Short task
Find the word "image" in the listing; pull out each line holding it.

━━━━━━━━━━━━━━━━━━━━

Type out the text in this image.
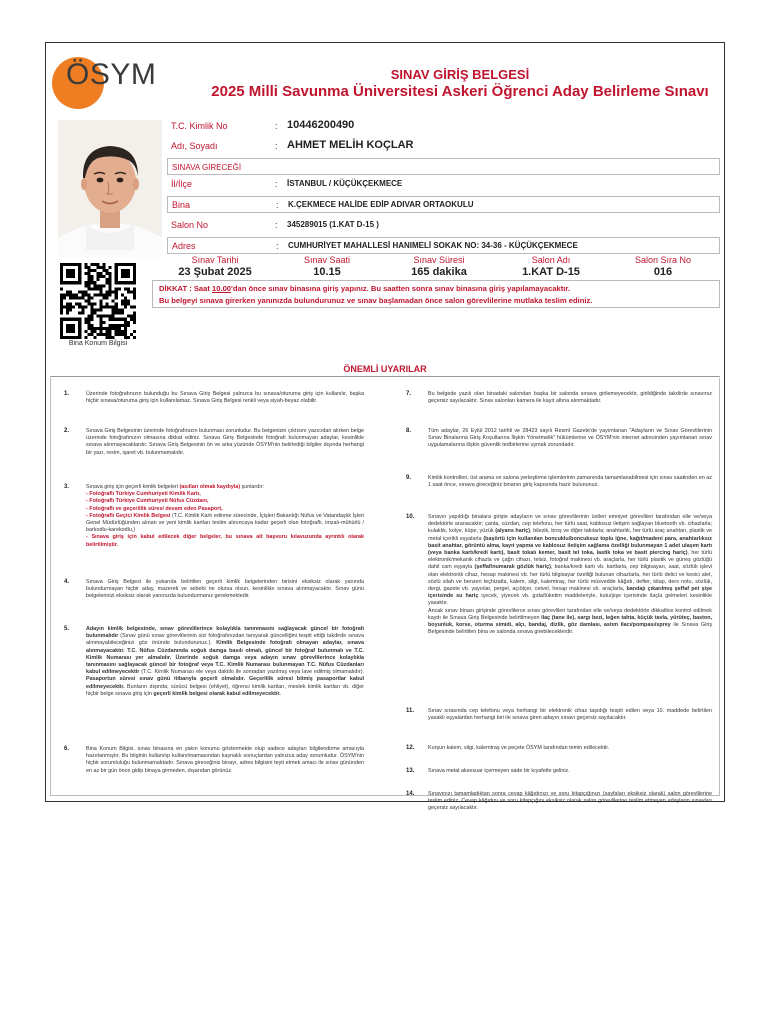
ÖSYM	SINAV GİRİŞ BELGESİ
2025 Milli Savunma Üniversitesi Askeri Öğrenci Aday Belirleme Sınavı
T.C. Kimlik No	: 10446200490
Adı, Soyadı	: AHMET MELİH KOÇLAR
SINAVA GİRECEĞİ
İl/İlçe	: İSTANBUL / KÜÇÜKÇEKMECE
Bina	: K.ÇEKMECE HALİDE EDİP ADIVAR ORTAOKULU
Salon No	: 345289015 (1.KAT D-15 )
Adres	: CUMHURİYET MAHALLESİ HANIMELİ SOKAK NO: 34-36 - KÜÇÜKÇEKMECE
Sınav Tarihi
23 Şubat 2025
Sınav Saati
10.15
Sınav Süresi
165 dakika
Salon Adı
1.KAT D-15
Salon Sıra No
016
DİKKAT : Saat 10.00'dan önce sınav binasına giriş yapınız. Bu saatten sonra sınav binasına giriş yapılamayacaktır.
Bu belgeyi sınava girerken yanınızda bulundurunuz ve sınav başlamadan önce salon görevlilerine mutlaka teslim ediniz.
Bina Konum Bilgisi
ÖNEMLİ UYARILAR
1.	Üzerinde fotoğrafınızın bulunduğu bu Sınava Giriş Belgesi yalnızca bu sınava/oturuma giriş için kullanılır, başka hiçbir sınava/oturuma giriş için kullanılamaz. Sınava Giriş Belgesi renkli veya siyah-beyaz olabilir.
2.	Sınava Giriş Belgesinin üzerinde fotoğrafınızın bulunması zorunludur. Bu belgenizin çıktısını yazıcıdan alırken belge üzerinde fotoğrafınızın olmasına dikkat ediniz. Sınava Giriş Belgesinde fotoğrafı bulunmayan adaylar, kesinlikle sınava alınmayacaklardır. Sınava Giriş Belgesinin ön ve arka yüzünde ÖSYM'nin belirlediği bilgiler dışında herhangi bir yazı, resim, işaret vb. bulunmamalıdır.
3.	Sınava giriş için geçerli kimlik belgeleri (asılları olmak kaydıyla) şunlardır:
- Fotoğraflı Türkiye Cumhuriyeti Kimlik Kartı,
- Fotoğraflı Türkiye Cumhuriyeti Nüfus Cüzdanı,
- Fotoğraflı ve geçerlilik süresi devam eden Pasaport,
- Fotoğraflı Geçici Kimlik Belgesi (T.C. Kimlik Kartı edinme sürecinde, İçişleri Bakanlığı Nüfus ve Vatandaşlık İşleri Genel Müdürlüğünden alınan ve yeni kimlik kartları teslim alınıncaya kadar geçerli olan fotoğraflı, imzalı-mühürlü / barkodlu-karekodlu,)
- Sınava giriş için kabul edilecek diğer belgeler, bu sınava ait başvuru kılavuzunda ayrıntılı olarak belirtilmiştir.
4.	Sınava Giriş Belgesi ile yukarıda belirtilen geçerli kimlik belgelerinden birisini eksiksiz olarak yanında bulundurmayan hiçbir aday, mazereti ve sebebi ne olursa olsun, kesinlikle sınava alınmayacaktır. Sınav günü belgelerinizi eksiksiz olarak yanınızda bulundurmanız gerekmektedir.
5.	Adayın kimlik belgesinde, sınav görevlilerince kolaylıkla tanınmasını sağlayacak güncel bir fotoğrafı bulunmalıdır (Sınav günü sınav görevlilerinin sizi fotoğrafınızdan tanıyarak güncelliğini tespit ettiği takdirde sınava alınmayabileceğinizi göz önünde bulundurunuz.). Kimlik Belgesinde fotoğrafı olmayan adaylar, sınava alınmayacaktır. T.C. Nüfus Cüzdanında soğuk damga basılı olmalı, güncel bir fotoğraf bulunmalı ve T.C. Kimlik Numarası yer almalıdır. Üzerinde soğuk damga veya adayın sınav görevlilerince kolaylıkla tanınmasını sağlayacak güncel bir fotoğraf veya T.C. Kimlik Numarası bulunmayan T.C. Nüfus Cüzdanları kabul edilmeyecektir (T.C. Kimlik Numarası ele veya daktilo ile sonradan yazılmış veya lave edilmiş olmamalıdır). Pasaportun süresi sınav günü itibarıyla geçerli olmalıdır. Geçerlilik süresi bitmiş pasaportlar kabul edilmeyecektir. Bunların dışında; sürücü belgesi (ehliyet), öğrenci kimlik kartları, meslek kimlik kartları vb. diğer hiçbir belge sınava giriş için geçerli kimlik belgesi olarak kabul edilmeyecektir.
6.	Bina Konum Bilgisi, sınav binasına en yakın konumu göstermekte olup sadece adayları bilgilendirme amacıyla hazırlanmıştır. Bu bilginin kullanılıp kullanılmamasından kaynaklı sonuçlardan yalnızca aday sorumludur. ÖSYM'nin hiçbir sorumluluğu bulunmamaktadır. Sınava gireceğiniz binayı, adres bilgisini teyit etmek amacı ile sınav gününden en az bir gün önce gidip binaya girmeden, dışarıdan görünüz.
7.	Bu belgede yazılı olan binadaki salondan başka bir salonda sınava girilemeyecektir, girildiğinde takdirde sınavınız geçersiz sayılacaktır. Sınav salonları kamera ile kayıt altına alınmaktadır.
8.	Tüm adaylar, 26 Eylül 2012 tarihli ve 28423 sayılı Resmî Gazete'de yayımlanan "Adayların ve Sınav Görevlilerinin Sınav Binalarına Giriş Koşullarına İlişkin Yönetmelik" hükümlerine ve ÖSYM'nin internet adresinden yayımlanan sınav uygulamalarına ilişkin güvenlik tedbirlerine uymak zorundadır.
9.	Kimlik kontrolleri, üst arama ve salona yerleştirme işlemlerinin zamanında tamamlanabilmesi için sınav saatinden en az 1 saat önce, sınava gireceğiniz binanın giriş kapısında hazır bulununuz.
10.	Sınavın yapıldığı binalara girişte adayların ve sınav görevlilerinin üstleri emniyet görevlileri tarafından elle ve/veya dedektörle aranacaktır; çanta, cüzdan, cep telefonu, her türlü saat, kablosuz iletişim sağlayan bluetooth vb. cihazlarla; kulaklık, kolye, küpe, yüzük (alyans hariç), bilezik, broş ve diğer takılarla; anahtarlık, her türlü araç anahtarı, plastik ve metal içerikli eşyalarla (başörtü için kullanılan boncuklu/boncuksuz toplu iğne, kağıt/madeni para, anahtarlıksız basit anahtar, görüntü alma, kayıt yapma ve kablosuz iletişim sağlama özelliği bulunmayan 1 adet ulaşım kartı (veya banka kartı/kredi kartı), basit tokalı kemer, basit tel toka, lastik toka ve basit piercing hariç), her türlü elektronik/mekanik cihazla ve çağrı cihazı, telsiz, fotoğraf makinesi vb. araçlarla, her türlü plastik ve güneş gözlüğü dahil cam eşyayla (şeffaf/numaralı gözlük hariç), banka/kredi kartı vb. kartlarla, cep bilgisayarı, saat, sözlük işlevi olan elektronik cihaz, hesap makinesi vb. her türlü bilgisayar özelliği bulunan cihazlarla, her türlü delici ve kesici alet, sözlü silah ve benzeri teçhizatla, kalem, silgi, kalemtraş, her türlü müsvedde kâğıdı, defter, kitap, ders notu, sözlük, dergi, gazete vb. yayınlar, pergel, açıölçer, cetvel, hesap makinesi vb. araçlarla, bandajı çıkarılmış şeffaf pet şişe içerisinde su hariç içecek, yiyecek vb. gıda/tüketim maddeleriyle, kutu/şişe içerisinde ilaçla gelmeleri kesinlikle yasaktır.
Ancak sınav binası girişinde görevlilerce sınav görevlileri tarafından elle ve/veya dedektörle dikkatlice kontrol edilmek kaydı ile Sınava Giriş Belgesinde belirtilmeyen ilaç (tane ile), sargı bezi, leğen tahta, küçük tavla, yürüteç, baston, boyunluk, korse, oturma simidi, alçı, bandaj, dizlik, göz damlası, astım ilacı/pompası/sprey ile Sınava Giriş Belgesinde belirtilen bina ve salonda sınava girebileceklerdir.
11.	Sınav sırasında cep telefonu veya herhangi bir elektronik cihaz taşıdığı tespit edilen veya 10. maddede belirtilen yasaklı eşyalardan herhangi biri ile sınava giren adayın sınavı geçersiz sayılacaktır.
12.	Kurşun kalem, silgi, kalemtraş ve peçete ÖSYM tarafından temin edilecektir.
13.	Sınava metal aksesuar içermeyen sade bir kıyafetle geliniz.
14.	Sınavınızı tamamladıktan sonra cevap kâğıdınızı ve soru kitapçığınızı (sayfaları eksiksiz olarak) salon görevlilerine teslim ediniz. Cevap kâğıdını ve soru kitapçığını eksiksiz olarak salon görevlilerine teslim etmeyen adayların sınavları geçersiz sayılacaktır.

━━━━━━━━━━━━━━━━━━━━

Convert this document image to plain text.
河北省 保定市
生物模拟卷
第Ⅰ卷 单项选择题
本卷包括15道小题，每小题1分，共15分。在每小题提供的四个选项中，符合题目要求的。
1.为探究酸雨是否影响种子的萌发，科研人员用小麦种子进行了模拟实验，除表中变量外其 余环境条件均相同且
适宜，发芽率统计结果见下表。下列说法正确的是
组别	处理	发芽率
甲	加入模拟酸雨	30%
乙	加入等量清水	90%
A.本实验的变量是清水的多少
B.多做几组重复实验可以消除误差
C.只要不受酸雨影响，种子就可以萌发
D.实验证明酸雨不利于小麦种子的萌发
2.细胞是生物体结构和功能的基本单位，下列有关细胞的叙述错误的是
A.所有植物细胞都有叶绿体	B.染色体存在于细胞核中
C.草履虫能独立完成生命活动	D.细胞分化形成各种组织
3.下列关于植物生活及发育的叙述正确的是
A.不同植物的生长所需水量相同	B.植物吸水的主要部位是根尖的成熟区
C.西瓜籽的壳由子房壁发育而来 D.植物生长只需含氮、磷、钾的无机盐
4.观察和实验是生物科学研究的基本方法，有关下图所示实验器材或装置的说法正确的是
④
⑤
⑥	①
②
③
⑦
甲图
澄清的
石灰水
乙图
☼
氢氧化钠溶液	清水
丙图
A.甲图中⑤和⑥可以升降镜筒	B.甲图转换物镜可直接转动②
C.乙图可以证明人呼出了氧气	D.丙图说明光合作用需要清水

━━━━━━━━━━━━━━━━━━━━

The output
Type out the text in this image.
Convert this document image to plain text.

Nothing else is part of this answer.